▶ [WORK INSTRUCTIONS]
Gather all lines in the records below that include the word "title".

▶ [GIVEN ENTRIES]
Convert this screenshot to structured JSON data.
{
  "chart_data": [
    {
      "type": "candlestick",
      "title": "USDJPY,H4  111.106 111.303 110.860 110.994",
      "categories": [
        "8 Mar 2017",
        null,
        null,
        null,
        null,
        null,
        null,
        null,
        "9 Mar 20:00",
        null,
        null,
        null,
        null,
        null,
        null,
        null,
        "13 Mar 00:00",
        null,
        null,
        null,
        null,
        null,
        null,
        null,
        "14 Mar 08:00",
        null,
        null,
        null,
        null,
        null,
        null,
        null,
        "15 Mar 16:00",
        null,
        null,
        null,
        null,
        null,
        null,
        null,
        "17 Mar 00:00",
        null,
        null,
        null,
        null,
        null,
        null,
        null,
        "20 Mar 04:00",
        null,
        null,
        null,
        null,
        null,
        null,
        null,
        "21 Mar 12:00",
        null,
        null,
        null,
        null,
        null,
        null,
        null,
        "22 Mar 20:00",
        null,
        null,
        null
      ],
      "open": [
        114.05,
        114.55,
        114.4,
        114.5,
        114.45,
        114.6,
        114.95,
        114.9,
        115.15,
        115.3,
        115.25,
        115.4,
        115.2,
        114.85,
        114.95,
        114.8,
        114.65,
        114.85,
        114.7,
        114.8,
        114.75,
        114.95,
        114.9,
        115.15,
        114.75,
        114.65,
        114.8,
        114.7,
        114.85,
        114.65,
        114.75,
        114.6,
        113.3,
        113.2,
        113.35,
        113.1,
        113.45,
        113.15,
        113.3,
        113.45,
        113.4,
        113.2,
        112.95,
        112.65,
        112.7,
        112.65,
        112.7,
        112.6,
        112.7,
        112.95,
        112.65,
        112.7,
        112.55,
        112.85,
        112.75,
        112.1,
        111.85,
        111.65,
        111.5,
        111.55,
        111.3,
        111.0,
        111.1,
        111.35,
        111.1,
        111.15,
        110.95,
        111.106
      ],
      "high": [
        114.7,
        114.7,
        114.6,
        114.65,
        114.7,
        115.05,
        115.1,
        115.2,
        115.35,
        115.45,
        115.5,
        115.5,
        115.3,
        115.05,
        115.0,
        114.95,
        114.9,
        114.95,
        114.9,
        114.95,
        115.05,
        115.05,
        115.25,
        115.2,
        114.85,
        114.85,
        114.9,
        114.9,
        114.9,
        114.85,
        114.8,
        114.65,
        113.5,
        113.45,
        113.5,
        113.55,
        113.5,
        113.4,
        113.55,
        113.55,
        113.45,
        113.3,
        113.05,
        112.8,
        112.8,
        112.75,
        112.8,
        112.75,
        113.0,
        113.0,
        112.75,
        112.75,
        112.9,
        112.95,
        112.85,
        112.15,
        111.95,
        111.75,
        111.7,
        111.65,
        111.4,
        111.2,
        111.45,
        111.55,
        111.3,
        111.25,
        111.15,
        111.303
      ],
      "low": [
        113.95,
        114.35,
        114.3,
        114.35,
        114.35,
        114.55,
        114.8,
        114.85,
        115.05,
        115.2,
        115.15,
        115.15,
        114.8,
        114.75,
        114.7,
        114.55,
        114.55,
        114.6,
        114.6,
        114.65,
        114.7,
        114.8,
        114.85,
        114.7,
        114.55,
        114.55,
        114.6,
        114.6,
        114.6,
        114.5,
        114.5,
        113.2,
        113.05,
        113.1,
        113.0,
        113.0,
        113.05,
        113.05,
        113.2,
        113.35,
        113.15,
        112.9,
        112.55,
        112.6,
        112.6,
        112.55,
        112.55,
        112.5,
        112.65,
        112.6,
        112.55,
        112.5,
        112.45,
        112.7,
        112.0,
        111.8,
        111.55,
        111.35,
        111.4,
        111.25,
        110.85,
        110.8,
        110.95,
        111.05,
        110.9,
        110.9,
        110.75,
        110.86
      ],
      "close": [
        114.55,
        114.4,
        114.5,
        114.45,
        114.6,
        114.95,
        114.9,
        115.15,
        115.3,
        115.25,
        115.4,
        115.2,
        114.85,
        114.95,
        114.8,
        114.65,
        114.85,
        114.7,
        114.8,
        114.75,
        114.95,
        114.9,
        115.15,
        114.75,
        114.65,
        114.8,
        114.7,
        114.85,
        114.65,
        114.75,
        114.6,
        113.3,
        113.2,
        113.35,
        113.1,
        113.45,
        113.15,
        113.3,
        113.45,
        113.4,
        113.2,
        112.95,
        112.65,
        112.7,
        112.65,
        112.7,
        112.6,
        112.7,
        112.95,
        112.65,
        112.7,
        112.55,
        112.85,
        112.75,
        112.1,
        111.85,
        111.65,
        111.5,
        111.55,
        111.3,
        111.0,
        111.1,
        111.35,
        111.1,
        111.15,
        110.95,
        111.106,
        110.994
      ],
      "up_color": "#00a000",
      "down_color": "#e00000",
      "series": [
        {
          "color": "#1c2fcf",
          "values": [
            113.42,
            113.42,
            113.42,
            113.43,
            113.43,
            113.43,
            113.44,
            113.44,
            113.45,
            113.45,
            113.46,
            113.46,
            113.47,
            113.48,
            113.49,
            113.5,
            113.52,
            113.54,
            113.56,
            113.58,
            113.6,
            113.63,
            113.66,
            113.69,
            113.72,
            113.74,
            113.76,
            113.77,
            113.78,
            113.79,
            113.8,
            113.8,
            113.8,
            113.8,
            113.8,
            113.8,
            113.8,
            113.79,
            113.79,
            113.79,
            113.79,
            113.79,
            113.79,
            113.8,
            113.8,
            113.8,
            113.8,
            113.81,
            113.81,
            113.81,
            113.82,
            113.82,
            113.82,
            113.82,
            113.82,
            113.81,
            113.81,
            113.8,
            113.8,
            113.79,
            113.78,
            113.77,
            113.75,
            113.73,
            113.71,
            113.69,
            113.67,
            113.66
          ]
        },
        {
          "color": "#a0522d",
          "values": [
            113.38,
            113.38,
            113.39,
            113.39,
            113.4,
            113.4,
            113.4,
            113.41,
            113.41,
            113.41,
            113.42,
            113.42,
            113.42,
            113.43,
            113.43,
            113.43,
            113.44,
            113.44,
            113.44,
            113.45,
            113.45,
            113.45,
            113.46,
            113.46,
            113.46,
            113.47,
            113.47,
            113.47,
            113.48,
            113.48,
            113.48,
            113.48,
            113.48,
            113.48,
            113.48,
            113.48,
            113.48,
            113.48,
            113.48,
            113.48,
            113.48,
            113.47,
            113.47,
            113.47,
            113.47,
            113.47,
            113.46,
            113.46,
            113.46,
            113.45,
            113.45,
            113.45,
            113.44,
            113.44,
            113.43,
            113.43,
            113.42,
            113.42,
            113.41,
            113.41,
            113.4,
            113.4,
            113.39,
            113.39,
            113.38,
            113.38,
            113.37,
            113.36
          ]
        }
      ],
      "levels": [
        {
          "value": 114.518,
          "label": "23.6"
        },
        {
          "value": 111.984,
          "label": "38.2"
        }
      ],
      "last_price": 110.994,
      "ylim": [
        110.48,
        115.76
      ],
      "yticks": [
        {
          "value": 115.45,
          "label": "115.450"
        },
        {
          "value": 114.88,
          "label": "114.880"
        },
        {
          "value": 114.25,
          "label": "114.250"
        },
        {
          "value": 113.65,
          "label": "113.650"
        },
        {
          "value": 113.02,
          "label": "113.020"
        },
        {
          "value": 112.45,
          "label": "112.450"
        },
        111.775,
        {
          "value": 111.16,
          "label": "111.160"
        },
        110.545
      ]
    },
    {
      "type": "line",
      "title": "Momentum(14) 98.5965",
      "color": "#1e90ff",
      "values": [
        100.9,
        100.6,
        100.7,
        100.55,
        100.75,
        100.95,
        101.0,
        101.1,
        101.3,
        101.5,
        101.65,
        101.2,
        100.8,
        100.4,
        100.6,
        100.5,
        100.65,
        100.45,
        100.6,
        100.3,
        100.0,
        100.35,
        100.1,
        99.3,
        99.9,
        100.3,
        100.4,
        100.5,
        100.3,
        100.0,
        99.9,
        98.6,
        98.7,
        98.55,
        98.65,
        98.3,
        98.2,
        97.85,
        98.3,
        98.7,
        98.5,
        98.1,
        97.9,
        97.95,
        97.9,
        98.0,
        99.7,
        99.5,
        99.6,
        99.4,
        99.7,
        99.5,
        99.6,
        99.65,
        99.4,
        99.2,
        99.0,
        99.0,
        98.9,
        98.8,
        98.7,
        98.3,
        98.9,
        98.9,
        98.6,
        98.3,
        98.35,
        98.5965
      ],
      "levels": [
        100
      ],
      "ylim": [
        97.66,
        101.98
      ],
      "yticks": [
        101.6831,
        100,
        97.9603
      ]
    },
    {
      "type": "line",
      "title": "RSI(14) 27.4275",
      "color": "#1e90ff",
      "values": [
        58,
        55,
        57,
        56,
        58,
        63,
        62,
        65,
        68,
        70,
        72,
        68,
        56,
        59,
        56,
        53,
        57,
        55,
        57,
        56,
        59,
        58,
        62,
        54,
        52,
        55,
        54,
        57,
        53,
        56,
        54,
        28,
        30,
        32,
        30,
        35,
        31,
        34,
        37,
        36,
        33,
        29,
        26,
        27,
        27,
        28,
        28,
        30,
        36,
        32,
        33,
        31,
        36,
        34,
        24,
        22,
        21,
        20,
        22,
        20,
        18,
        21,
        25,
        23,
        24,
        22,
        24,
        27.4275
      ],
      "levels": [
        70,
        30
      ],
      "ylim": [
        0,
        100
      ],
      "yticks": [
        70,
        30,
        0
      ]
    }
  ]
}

▶ [WRITTEN ANSWER]
      "title": "USDJPY,H4  111.106 111.303 110.860 110.994",
      "title": "Momentum(14) 98.5965",
      "title": "RSI(14) 27.4275",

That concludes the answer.